Extract the complete data exactly as given.
** START Data shown **
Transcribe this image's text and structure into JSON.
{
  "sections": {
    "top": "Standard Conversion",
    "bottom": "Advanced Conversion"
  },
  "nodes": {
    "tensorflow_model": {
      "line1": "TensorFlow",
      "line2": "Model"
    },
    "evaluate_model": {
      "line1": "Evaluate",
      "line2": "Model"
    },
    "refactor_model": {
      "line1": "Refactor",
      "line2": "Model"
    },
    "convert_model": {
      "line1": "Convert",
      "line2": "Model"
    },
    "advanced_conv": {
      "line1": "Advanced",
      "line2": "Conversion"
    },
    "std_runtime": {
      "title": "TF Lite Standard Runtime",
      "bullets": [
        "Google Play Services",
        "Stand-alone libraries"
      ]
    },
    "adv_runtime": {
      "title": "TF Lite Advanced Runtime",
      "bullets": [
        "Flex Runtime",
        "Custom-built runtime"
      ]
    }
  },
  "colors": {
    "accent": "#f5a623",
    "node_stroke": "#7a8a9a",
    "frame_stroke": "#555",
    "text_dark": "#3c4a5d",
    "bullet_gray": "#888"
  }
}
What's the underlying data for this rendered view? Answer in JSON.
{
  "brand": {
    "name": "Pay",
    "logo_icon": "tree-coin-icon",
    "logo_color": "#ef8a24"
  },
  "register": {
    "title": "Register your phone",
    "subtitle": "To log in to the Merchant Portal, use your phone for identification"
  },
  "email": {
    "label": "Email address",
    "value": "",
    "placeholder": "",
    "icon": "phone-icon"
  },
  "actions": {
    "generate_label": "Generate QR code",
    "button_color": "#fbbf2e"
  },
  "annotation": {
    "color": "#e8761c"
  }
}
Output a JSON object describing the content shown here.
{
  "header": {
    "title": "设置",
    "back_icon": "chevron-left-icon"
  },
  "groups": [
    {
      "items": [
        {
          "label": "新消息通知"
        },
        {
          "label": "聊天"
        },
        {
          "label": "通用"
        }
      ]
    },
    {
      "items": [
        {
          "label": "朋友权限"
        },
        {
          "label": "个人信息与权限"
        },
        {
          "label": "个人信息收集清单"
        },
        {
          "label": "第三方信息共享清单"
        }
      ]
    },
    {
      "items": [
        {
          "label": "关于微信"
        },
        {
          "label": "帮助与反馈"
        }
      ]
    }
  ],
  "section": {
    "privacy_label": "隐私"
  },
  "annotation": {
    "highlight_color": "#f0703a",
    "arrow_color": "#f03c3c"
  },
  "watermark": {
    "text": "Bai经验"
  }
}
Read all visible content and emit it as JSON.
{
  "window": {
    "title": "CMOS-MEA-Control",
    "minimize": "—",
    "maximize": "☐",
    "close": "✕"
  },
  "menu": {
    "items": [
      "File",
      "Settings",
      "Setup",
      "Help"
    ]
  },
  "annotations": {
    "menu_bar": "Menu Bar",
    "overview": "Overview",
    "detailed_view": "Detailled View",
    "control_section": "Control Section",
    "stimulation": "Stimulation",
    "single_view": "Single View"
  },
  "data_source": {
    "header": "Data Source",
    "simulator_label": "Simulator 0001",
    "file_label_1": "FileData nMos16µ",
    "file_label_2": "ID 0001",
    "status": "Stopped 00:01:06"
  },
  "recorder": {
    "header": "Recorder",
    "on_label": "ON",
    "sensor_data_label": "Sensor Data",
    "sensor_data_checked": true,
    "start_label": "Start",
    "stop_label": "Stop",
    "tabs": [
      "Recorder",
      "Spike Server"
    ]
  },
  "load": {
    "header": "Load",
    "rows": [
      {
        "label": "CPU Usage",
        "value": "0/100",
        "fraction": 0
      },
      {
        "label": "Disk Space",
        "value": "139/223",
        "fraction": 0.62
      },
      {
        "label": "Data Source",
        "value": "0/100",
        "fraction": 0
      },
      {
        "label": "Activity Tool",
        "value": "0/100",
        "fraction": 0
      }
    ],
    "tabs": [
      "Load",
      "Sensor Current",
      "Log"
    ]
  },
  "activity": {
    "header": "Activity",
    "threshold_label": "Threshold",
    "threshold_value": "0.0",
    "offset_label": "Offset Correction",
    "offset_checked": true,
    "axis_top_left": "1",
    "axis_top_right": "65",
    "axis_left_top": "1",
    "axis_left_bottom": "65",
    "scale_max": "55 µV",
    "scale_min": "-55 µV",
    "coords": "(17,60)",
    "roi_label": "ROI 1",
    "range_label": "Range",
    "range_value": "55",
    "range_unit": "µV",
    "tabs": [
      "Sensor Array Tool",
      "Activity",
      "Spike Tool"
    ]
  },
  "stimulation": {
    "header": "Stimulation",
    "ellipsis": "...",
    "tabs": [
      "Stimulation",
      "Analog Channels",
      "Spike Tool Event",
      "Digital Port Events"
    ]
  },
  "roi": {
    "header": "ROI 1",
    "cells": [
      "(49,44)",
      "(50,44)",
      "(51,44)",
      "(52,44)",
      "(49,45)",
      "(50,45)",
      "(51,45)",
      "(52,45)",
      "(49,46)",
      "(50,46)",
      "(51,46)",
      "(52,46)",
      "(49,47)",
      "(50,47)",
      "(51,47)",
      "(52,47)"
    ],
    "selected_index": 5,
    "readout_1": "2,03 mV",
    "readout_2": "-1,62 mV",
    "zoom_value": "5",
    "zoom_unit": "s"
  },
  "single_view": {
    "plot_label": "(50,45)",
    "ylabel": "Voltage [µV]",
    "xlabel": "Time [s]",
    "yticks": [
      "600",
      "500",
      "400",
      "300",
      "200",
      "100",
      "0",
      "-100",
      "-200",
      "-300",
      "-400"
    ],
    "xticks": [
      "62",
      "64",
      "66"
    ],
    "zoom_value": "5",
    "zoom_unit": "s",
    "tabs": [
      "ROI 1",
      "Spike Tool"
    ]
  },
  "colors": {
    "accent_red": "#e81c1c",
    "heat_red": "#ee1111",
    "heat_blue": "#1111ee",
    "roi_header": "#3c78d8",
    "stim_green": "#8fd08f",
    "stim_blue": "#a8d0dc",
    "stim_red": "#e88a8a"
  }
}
** END Data shown **
The result
Transcribe this image's text and structure into JSON.
{
  "sections": {
    "top": "Standard Conversion",
    "bottom": "Advanced Conversion"
  },
  "nodes": {
    "tensorflow_model": {
      "line1": "TensorFlow",
      "line2": "Model"
    },
    "evaluate_model": {
      "line1": "Evaluate",
      "line2": "Model"
    },
    "refactor_model": {
      "line1": "Refactor",
      "line2": "Model"
    },
    "convert_model": {
      "line1": "Convert",
      "line2": "Model"
    },
    "advanced_conv": {
      "line1": "Advanced",
      "line2": "Conversion"
    },
    "std_runtime": {
      "title": "TF Lite Standard Runtime",
      "bullets": [
        "Google Play Services",
        "Stand-alone libraries"
      ]
    },
    "adv_runtime": {
      "title": "TF Lite Advanced Runtime",
      "bullets": [
        "Flex Runtime",
        "Custom-built runtime"
      ]
    }
  },
  "colors": {
    "accent": "#f5a623",
    "node_stroke": "#7a8a9a",
    "frame_stroke": "#555",
    "text_dark": "#3c4a5d",
    "bullet_gray": "#888"
  }
}
What's the underlying data for this rendered view? Answer in JSON.
{
  "brand": {
    "name": "Pay",
    "logo_icon": "tree-coin-icon",
    "logo_color": "#ef8a24"
  },
  "register": {
    "title": "Register your phone",
    "subtitle": "To log in to the Merchant Portal, use your phone for identification"
  },
  "email": {
    "label": "Email address",
    "value": "",
    "placeholder": "",
    "icon": "phone-icon"
  },
  "actions": {
    "generate_label": "Generate QR code",
    "button_color": "#fbbf2e"
  },
  "annotation": {
    "color": "#e8761c"
  }
}
Output a JSON object describing the content shown here.
{
  "header": {
    "title": "设置",
    "back_icon": "chevron-left-icon"
  },
  "groups": [
    {
      "items": [
        {
          "label": "新消息通知"
        },
        {
          "label": "聊天"
        },
        {
          "label": "通用"
        }
      ]
    },
    {
      "items": [
        {
          "label": "朋友权限"
        },
        {
          "label": "个人信息与权限"
        },
        {
          "label": "个人信息收集清单"
        },
        {
          "label": "第三方信息共享清单"
        }
      ]
    },
    {
      "items": [
        {
          "label": "关于微信"
        },
        {
          "label": "帮助与反馈"
        }
      ]
    }
  ],
  "section": {
    "privacy_label": "隐私"
  },
  "annotation": {
    "highlight_color": "#f0703a",
    "arrow_color": "#f03c3c"
  },
  "watermark": {
    "text": "Bai经验"
  }
}
Read all visible content and emit it as JSON.
{
  "window": {
    "title": "CMOS-MEA-Control",
    "minimize": "—",
    "maximize": "☐",
    "close": "✕"
  },
  "menu": {
    "items": [
      "File",
      "Settings",
      "Setup",
      "Help"
    ]
  },
  "annotations": {
    "menu_bar": "Menu Bar",
    "overview": "Overview",
    "detailed_view": "Detailled View",
    "control_section": "Control Section",
    "stimulation": "Stimulation",
    "single_view": "Single View"
  },
  "data_source": {
    "header": "Data Source",
    "simulator_label": "Simulator 0001",
    "file_label_1": "FileData nMos16µ",
    "file_label_2": "ID 0001",
    "status": "Stopped 00:01:06"
  },
  "recorder": {
    "header": "Recorder",
    "on_label": "ON",
    "sensor_data_label": "Sensor Data",
    "sensor_data_checked": true,
    "start_label": "Start",
    "stop_label": "Stop",
    "tabs": [
      "Recorder",
      "Spike Server"
    ]
  },
  "load": {
    "header": "Load",
    "rows": [
      {
        "label": "CPU Usage",
        "value": "0/100",
        "fraction": 0
      },
      {
        "label": "Disk Space",
        "value": "139/223",
        "fraction": 0.62
      },
      {
        "label": "Data Source",
        "value": "0/100",
        "fraction": 0
      },
      {
        "label": "Activity Tool",
        "value": "0/100",
        "fraction": 0
      }
    ],
    "tabs": [
      "Load",
      "Sensor Current",
      "Log"
    ]
  },
  "activity": {
    "header": "Activity",
    "threshold_label": "Threshold",
    "threshold_value": "0.0",
    "offset_label": "Offset Correction",
    "offset_checked": true,
    "axis_top_left": "1",
    "axis_top_right": "65",
    "axis_left_top": "1",
    "axis_left_bottom": "65",
    "scale_max": "55 µV",
    "scale_min": "-55 µV",
    "coords": "(17,60)",
    "roi_label": "ROI 1",
    "range_label": "Range",
    "range_value": "55",
    "range_unit": "µV",
    "tabs": [
      "Sensor Array Tool",
      "Activity",
      "Spike Tool"
    ]
  },
  "stimulation": {
    "header": "Stimulation",
    "ellipsis": "...",
    "tabs": [
      "Stimulation",
      "Analog Channels",
      "Spike Tool Event",
      "Digital Port Events"
    ]
  },
  "roi": {
    "header": "ROI 1",
    "cells": [
      "(49,44)",
      "(50,44)",
      "(51,44)",
      "(52,44)",
      "(49,45)",
      "(50,45)",
      "(51,45)",
      "(52,45)",
      "(49,46)",
      "(50,46)",
      "(51,46)",
      "(52,46)",
      "(49,47)",
      "(50,47)",
      "(51,47)",
      "(52,47)"
    ],
    "selected_index": 5,
    "readout_1": "2,03 mV",
    "readout_2": "-1,62 mV",
    "zoom_value": "5",
    "zoom_unit": "s"
  },
  "single_view": {
    "plot_label": "(50,45)",
    "ylabel": "Voltage [µV]",
    "xlabel": "Time [s]",
    "yticks": [
      "600",
      "500",
      "400",
      "300",
      "200",
      "100",
      "0",
      "-100",
      "-200",
      "-300",
      "-400"
    ],
    "xticks": [
      "62",
      "64",
      "66"
    ],
    "zoom_value": "5",
    "zoom_unit": "s",
    "tabs": [
      "ROI 1",
      "Spike Tool"
    ]
  },
  "colors": {
    "accent_red": "#e81c1c",
    "heat_red": "#ee1111",
    "heat_blue": "#1111ee",
    "roi_header": "#3c78d8",
    "stim_green": "#8fd08f",
    "stim_blue": "#a8d0dc",
    "stim_red": "#e88a8a"
  }
}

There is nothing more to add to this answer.